A_RawData.m

% A: Raw data handling and preparation


%% --- 1. BASIC PARAMETERS FOR RAWDATA PROCESSING ---

directory = input('Directory where raw data is stored: ','s');

%Define Scanner Serials: SCANNER 1 = UPRIVER, SCANNER 2 = DOWNRIVER
%RANDA: 11160041 Spreitgraben:13210487 (upriver as of 2014)
%RANDA: 11160042 Spreitgraben:12210590 (downriver as of 2014)

sc1 = input('Serial number of upriver scanner: '); 
sc2 = input('Serial number of downriver scanner: '); 

%% --- 2. READ RAWDATA ---

% Define the follwoing inputs: Filename and path (for later saving), angle
% width (centered around 90deg), Start and End file number, scan intervals
% and whether reflectance values should be read from the file or not.
name=input('Define filename:','s');
path=input('Define path to save file:','s');
awidth=input('Define angle width: ');
sf=input('Define start file number: ');
ef=input('Define end file number: ');
angleres=input('Define the scan steps (0.5 or 0.3333 degrees): ');
withrefl=input('Type 1 to include RSSI values, 0 otherwise: ');
mindist=input('Define threshold distance (mm): ');

%use function READLMSOLD [angle dist refl scan] = ReadLMSFiles(directory,
%angleresolution, with_reflection, ScannerSerials, AvgLines,MinDist,
%AngleWidth,FileNoFromTo)
[angle, dist, refl, scan] = ReadLMSFilesOld(directory, angleres, withrefl,...
    [sc1, sc2], 1, mindist, awidth,[sf ef]);

% Divide the measurements from the two scanners...
scrge{1} = find(scan(:,2) == sc1);
scrge{2} = find(scan(:,2) == sc2);

% ... and then mirror the data from the lower scanner. This is necessary
% because the lower scanner is mountend in the opposite way. 
dist(scrge{2},:) = dist(scrge{2},end:-1:1);
refl(scrge{2},:) = refl(scrge{2},end:-1:1);

% Save the extracted raw data into a variable
save(strcat(path,'/',name),'angle','dist','refl','scan','sc1','sc2','scrge')


%% --- 3. DEFINE ACROSS-BED EXTENT ---

% Visualizing the raw data is helpful in order to verify the data content
% and to decide on the extent of the x-axis that is needed to interpolate
% the raw data onto a regular grid for further processing. The x-axis needs
% to be symmetrical. Define the maximally necessary bed extent (e.g. 20m).

========================================================================

_Exercise requirements_
Why does the raw data script mirror the data from the lower scanner?

========================================================================

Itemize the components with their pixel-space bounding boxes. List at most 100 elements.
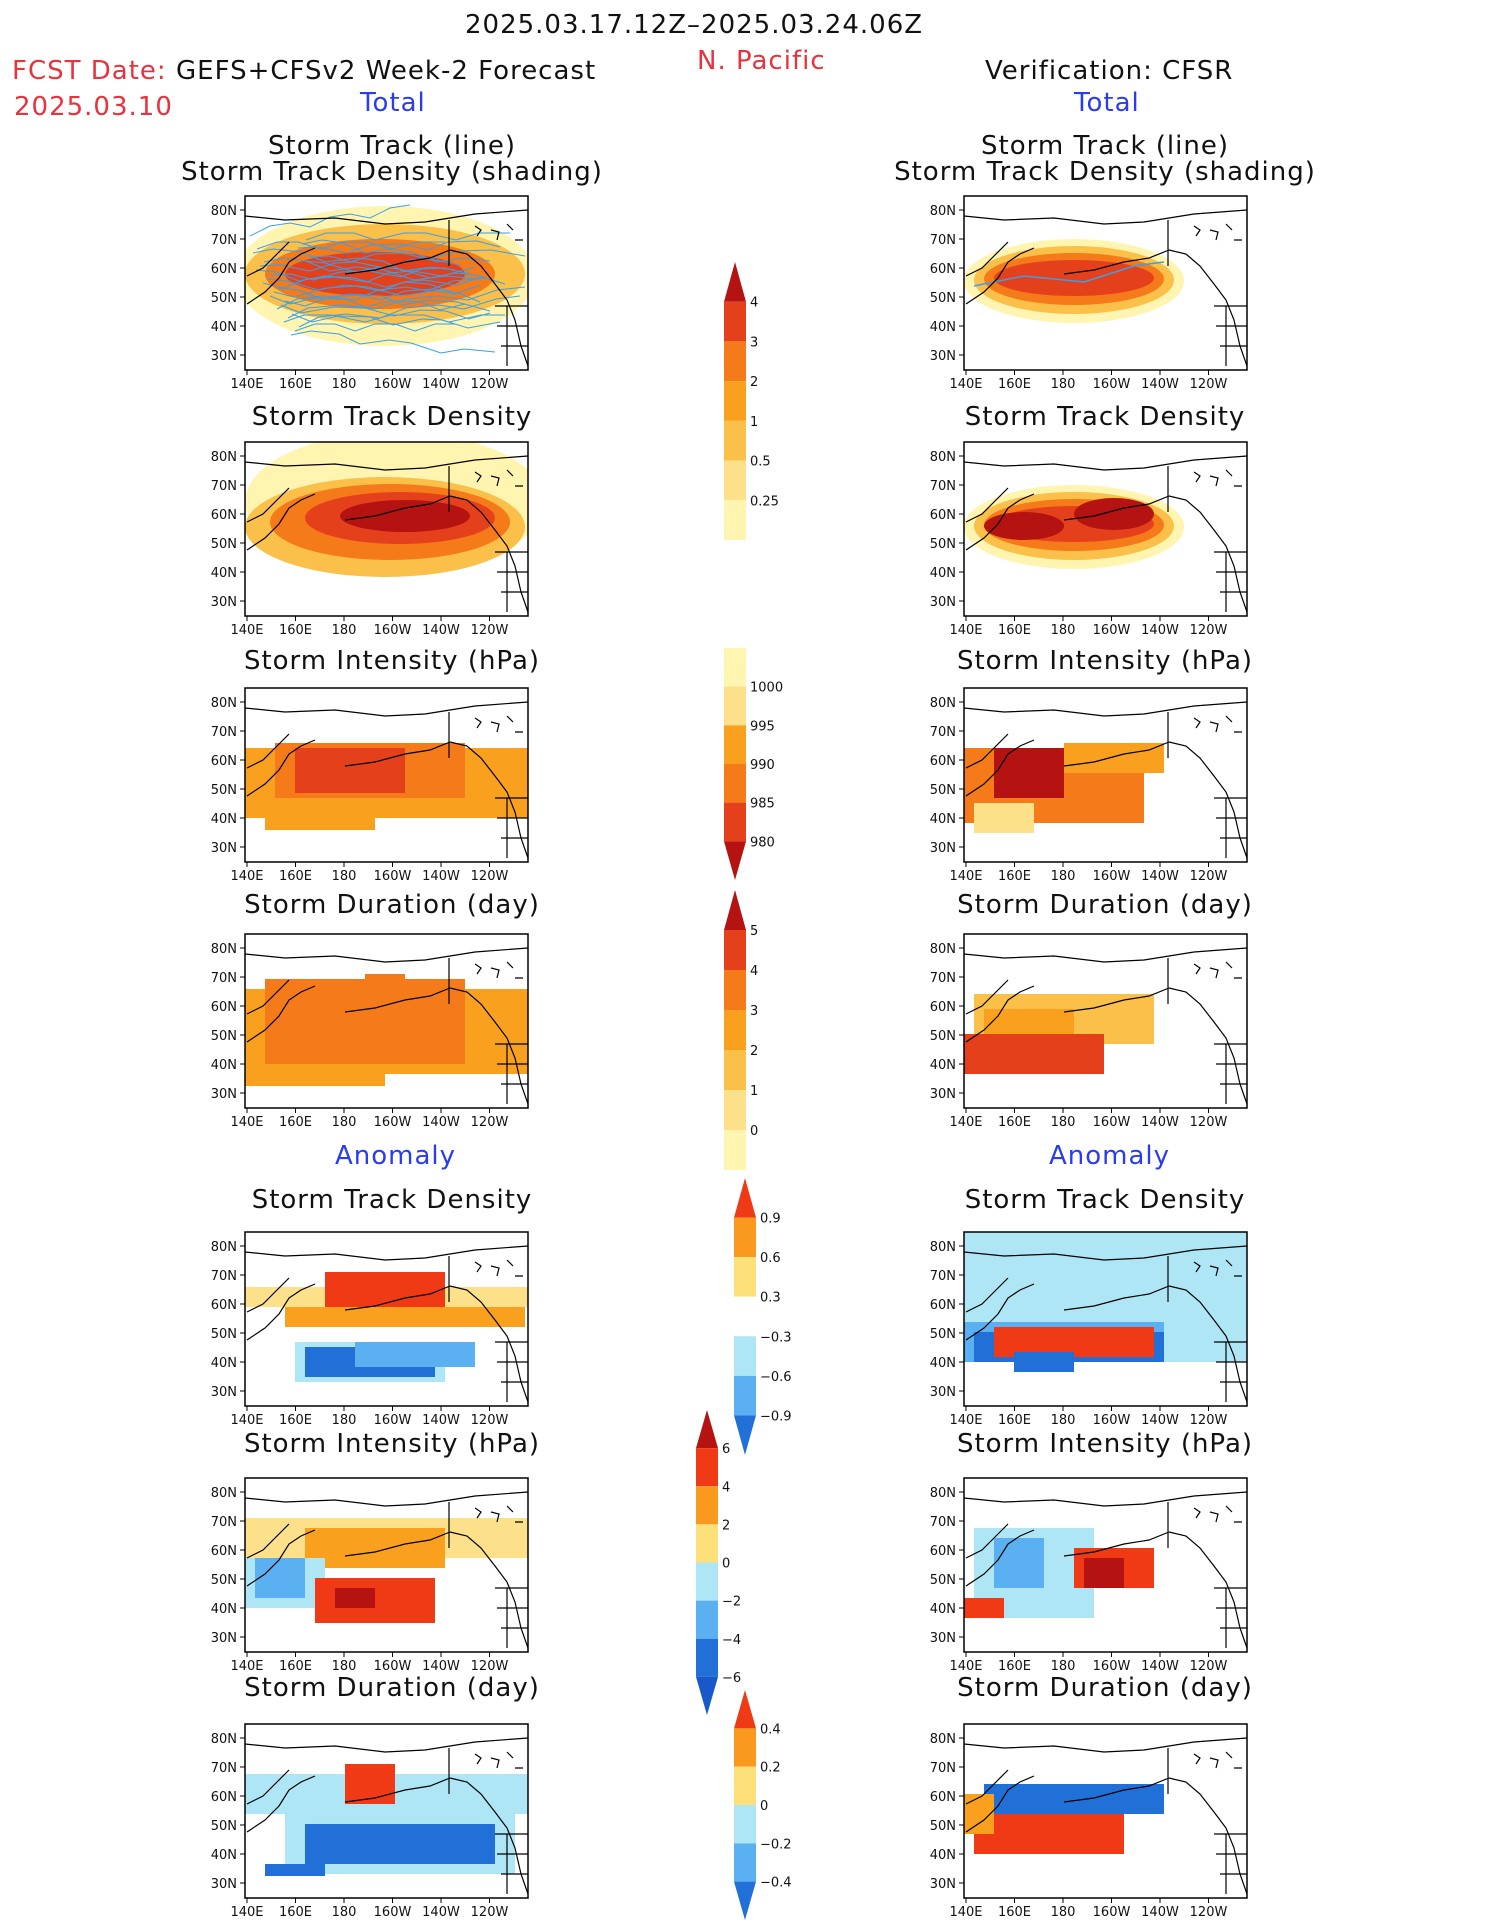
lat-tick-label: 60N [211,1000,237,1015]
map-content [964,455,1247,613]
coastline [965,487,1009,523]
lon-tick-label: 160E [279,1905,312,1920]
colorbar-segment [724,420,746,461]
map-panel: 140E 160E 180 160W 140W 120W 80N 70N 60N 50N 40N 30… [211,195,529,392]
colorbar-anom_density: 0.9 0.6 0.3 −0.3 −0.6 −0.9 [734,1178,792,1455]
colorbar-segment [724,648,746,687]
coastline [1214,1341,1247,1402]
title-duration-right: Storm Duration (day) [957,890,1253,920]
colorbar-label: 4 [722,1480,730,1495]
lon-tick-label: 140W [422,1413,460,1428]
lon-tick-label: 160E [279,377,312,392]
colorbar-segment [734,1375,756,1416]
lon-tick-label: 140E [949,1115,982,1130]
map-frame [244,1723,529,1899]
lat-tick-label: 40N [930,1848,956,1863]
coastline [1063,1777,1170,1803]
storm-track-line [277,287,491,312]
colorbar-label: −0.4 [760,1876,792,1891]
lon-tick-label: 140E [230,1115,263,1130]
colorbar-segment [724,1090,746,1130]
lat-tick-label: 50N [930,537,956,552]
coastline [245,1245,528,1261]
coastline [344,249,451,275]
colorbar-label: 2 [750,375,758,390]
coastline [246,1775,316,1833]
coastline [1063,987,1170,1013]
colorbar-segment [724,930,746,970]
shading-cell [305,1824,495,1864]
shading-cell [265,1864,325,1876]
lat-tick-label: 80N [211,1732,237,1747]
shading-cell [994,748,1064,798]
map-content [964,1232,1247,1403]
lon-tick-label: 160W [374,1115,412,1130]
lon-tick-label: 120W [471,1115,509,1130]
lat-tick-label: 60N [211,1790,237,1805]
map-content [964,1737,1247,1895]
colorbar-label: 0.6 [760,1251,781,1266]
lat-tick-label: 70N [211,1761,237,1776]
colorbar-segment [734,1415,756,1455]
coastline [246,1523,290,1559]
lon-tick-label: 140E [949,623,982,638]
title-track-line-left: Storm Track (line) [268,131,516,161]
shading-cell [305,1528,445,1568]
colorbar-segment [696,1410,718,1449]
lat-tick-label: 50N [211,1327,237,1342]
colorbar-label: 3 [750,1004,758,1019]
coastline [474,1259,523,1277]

========================================================================

_Solution_
The lower scanner is mounted the opposite way.